TASK INSTRUCTIONS:
**A)** Using the fluoroscopy abstract, explain in one to three sentences why fluoroscopy time is worth studying for invasive coronary angiography and percutaneous coronary intervention.
**B)** Revise the fluoroscopy abstract, starting with "Objectives: Identifying the" and going on through "in contemporary practice.", replacing "radiation exposure" with "radiation dose".
**C)** In the fluoroscopy abstract, which registry supplied the patients whose fluoroscopy times were evaluated?

EXERCISE PASSAGE:
···
Objectives: Identifying the distributions and determinants of fluoroscopy time for invasive coronary angiography (ICA) and percutaneous coronary intervention (PCI).
Background: ICA and PCI are significant contributors to radiation exposure from medical imaging in the US. Fluoroscopy time is a potentially modifiable determinant of radiation exposure for these procedures, but has not been well characterized in contemporary practice.
Methods: We evaluated the distribution of fluoroscopy time in patients undergoing ICA and/or PCI in the CathPCI Registry(®) , stratifying patients by numerous clinical scenarios. Hierarchical models were used to determine patient, procedure, operator and hospital-level factors associated with fluoroscopy time for these procedures.
···
DATA SHOWN:

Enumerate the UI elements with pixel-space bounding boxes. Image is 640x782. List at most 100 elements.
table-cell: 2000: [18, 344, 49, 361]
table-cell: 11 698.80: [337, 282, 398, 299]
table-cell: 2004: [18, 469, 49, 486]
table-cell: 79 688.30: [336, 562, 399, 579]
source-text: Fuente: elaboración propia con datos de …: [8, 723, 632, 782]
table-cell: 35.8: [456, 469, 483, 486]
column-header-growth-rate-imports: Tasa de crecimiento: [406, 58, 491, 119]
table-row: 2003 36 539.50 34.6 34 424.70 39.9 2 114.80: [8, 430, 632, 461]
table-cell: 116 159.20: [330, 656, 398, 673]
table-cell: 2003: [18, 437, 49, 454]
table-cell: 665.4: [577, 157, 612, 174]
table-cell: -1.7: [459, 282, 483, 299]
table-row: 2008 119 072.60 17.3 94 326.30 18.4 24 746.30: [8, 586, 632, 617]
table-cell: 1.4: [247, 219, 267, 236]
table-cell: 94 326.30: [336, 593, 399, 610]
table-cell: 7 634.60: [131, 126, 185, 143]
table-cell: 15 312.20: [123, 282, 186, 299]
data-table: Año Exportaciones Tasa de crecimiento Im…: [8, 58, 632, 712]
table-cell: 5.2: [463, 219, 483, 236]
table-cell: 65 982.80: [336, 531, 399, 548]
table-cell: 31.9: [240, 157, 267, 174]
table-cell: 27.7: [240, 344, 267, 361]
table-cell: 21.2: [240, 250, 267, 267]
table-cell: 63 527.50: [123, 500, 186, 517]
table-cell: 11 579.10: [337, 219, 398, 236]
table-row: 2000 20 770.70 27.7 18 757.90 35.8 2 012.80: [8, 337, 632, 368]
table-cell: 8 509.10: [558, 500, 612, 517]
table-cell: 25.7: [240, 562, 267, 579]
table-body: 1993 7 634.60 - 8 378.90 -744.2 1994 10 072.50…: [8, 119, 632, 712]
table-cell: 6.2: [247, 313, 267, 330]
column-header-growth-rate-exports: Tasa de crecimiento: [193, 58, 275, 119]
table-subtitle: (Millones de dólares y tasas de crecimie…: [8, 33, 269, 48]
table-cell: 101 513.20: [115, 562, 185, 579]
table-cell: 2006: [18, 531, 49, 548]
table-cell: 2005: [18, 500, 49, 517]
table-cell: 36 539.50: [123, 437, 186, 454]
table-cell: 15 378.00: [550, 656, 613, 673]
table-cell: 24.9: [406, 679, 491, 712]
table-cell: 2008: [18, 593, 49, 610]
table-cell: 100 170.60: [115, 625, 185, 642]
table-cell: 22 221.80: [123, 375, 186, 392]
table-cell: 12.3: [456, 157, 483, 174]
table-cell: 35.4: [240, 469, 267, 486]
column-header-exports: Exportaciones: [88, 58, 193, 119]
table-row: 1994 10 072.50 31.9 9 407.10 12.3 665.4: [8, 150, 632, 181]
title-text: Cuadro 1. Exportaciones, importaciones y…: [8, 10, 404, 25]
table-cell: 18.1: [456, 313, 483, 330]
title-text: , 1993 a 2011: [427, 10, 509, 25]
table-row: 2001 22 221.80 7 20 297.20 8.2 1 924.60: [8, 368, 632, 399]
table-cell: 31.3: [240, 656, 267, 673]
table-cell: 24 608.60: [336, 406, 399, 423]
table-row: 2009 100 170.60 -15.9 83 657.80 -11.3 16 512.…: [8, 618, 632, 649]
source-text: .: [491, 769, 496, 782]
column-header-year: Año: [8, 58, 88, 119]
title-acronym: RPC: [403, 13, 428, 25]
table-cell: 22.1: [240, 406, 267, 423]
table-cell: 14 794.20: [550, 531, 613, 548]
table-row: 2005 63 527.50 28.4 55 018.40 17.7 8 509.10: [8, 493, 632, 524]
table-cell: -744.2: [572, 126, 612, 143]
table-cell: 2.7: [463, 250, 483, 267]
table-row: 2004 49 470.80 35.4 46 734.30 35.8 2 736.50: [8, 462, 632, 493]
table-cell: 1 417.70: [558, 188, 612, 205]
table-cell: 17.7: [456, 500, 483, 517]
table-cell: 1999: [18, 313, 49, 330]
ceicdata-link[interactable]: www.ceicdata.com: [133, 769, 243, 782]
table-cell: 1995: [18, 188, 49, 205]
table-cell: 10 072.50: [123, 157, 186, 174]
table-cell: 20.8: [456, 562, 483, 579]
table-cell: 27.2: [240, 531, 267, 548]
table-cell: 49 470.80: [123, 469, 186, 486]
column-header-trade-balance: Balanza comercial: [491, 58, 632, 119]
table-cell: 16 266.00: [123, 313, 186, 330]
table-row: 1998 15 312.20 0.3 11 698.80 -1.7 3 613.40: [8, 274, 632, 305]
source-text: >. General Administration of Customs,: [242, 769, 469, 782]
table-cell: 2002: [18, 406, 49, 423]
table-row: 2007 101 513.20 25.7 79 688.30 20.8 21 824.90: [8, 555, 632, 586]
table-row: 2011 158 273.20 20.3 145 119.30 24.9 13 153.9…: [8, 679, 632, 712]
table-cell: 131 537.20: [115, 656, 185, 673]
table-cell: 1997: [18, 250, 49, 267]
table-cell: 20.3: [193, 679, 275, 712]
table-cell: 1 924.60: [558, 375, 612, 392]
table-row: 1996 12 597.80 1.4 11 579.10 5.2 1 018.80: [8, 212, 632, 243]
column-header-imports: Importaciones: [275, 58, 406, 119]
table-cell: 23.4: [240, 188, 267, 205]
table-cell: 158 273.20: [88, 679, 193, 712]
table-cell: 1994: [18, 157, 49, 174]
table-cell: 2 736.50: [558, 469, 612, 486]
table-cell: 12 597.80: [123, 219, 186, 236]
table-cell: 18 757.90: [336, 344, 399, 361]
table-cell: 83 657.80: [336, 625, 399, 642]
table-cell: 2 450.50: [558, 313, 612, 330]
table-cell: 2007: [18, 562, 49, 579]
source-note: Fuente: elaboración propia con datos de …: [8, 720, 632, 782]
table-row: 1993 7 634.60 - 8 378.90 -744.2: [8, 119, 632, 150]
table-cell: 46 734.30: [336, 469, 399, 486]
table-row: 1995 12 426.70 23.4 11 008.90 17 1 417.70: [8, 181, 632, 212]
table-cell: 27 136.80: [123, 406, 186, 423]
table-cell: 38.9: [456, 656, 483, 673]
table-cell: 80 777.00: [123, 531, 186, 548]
···
REPLIES:
**A)** These procedures contribute significantly to radiation exposure from medical imaging in the US, and fluoroscopy time is a potentially modifiable determinant of that exposure. Yet it has not been well characterized in contemporary practice.

**B)**
Objectives: Identifying the distributions and determinants of fluoroscopy time for invasive coronary angiography (ICA) and percutaneous coronary intervention (PCI).
Background: ICA and PCI are significant contributors to radiation dose from medical imaging in the US. Fluoroscopy time is a potentially modifiable determinant of radiation dose for these procedures, but has not been well characterized in contemporary practice.

**C)** The CathPCI Registry.